--- BEGIN Available data ---

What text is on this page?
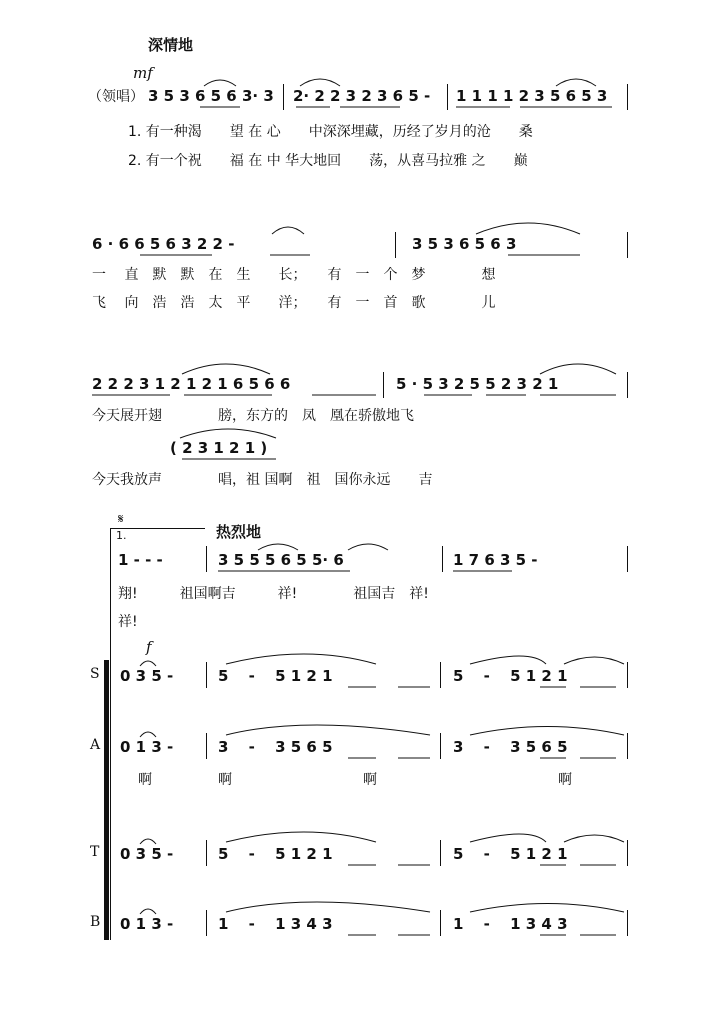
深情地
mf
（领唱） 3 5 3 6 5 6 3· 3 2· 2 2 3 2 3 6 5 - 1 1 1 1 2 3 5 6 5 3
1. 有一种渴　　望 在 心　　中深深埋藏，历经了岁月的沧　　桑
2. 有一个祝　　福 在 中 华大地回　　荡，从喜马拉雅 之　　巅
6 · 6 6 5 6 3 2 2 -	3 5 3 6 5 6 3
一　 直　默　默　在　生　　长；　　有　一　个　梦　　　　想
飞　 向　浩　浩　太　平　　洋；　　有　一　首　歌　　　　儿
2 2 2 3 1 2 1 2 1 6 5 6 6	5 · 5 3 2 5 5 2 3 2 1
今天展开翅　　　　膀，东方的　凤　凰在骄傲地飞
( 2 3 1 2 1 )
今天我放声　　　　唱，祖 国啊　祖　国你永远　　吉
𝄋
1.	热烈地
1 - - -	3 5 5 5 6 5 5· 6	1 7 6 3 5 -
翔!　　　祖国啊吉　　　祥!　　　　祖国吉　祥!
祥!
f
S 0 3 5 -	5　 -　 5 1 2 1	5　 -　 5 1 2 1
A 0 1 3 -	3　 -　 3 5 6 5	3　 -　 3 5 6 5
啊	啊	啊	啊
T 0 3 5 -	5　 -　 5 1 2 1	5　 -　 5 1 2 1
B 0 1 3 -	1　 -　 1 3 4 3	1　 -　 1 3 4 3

--- END Available data ---

Directive: Return the full material word for word. Do not include the pictures.

Finished task:
What text is on this page?
深情地
mf
（领唱） 3 5 3 6 5 6 3· 3 2· 2 2 3 2 3 6 5 - 1 1 1 1 2 3 5 6 5 3
1. 有一种渴　　望 在 心　　中深深埋藏，历经了岁月的沧　　桑
2. 有一个祝　　福 在 中 华大地回　　荡，从喜马拉雅 之　　巅
6 · 6 6 5 6 3 2 2 -	3 5 3 6 5 6 3
一　 直　默　默　在　生　　长；　　有　一　个　梦　　　　想
飞　 向　浩　浩　太　平　　洋；　　有　一　首　歌　　　　儿
2 2 2 3 1 2 1 2 1 6 5 6 6	5 · 5 3 2 5 5 2 3 2 1
今天展开翅　　　　膀，东方的　凤　凰在骄傲地飞
( 2 3 1 2 1 )
今天我放声　　　　唱，祖 国啊　祖　国你永远　　吉
𝄋
1.	热烈地
1 - - -	3 5 5 5 6 5 5· 6	1 7 6 3 5 -
翔!　　　祖国啊吉　　　祥!　　　　祖国吉　祥!
祥!
f
S 0 3 5 -	5　 -　 5 1 2 1	5　 -　 5 1 2 1
A 0 1 3 -	3　 -　 3 5 6 5	3　 -　 3 5 6 5
啊	啊	啊	啊
T 0 3 5 -	5　 -　 5 1 2 1	5　 -　 5 1 2 1
B 0 1 3 -	1　 -　 1 3 4 3	1　 -　 1 3 4 3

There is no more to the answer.